Aim — Without the images, print all the entries below exactly as given.

## Start

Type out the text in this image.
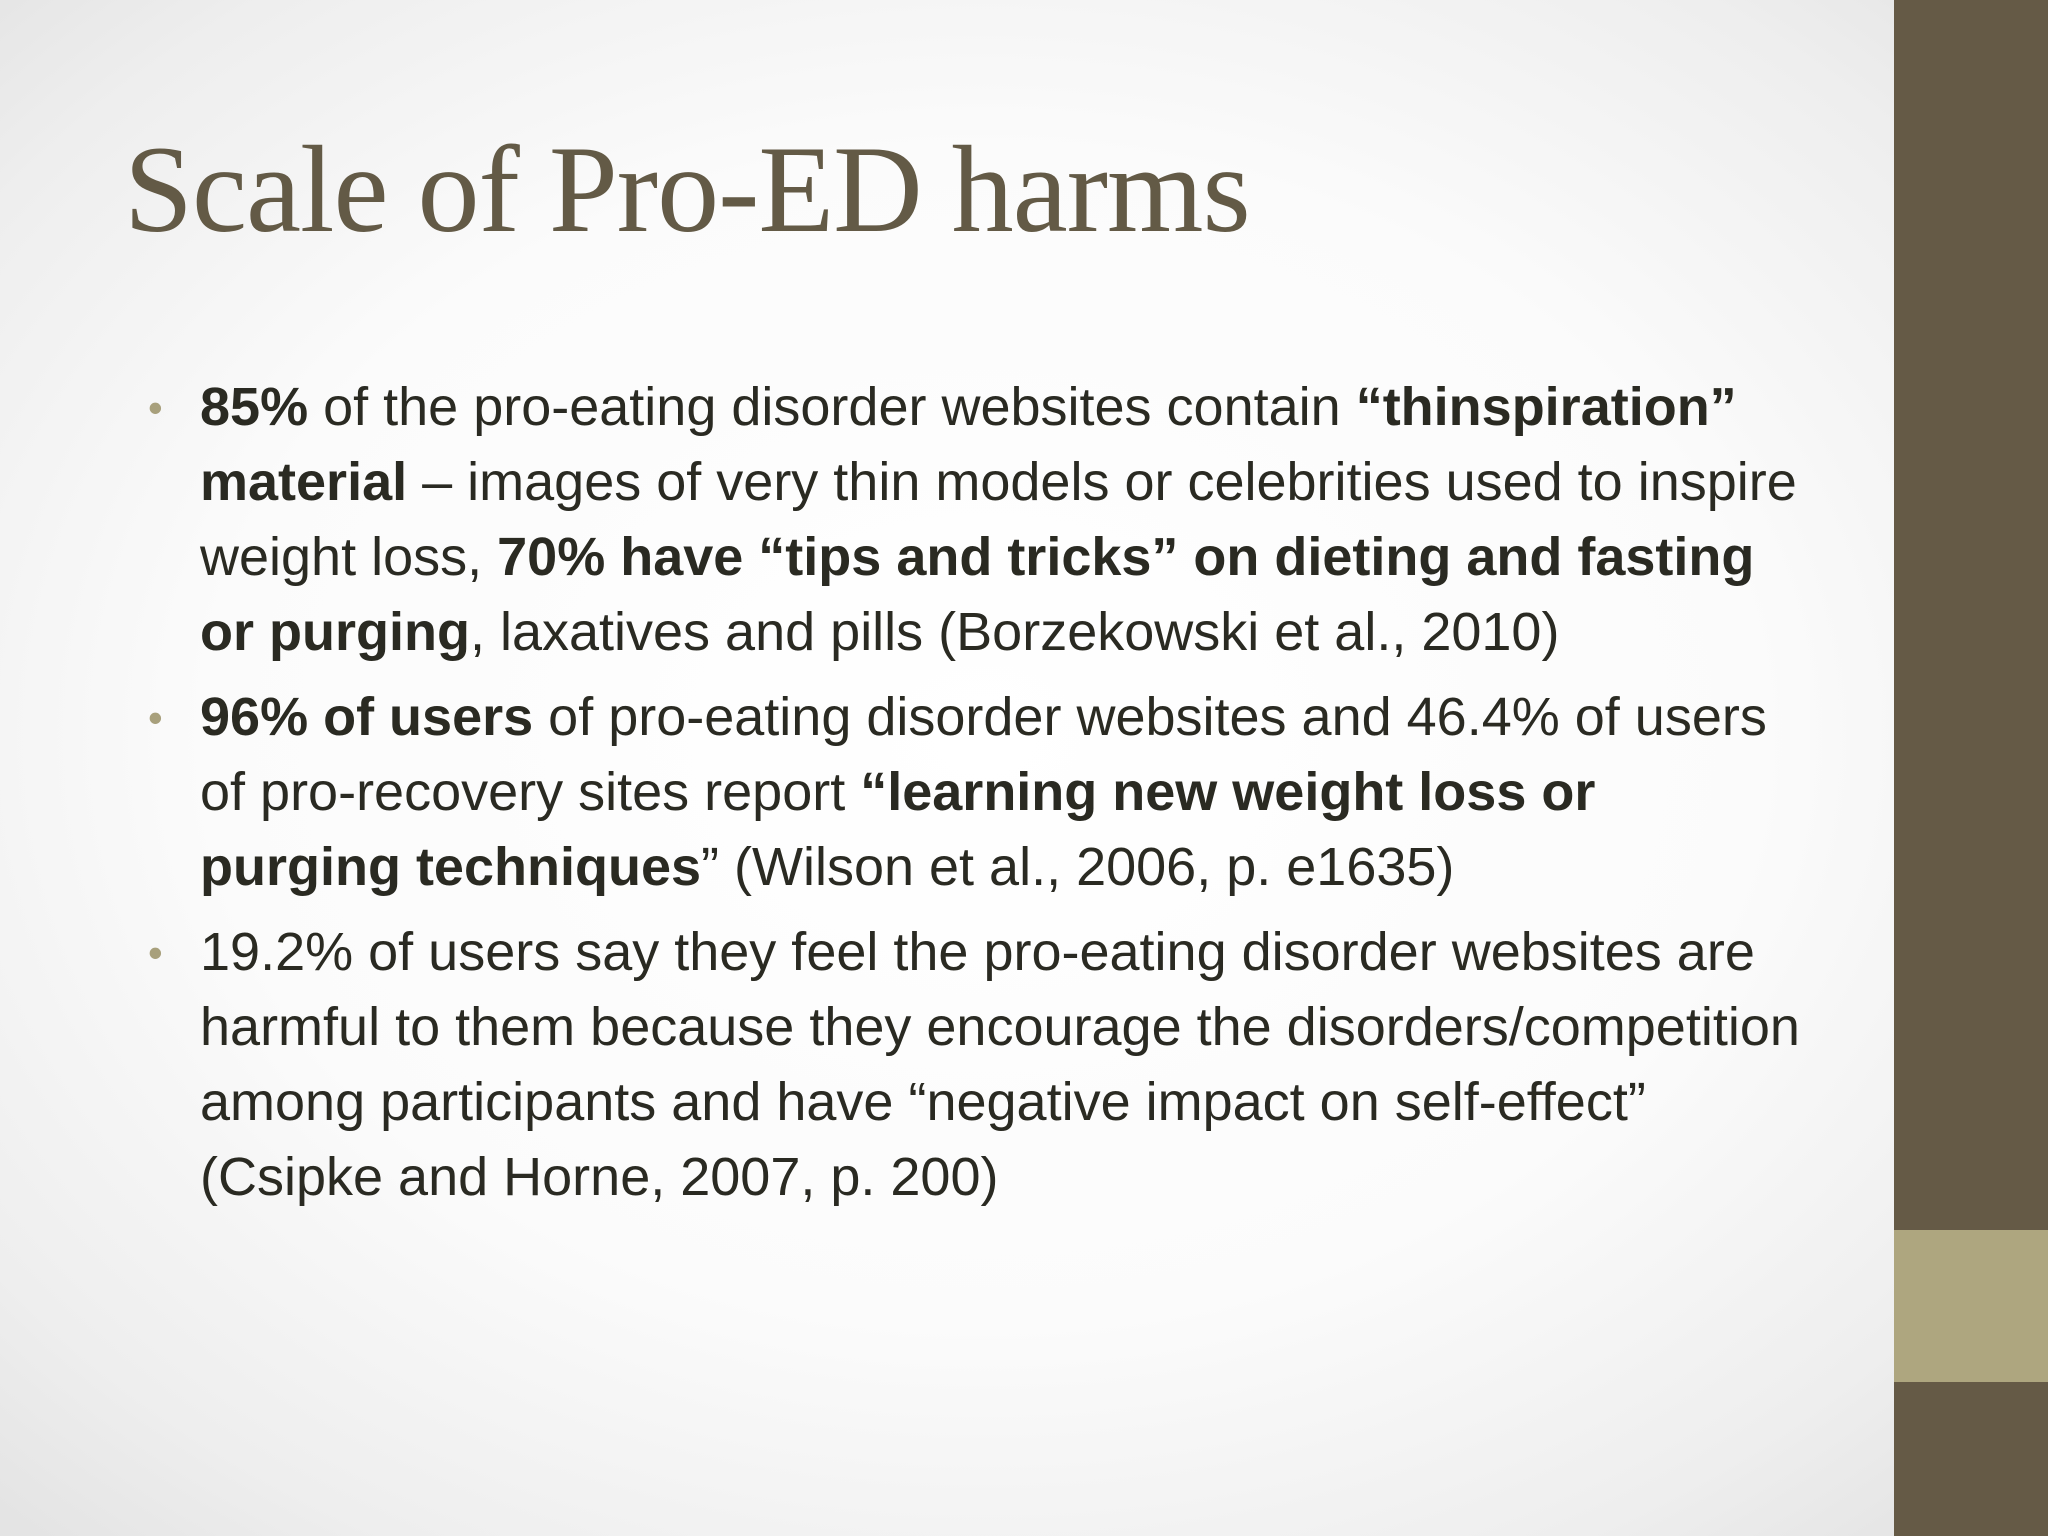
Scale of Pro-ED harms
• 85% of the pro-eating disorder websites contain “thinspiration” material – images of very thin models or celebrities used to inspire weight loss, 70% have “tips and tricks” on dieting and fasting or purging, laxatives and pills (Borzekowski et al., 2010)
• 96% of users of pro-eating disorder websites and 46.4% of users of pro-recovery sites report “learning new weight loss or purging techniques” (Wilson et al., 2006, p. e1635)
• 19.2% of users say they feel the pro-eating disorder websites are harmful to them because they encourage the disorders/competition among participants and have “negative impact on self-effect” (Csipke and Horne, 2007, p. 200)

## End

Correct output —
Type out the text in this image.
Scale of Pro-ED harms
• 85% of the pro-eating disorder websites contain “thinspiration” material – images of very thin models or celebrities used to inspire weight loss, 70% have “tips and tricks” on dieting and fasting or purging, laxatives and pills (Borzekowski et al., 2010)
• 96% of users of pro-eating disorder websites and 46.4% of users of pro-recovery sites report “learning new weight loss or purging techniques” (Wilson et al., 2006, p. e1635)
• 19.2% of users say they feel the pro-eating disorder websites are harmful to them because they encourage the disorders/competition among participants and have “negative impact on self-effect” (Csipke and Horne, 2007, p. 200)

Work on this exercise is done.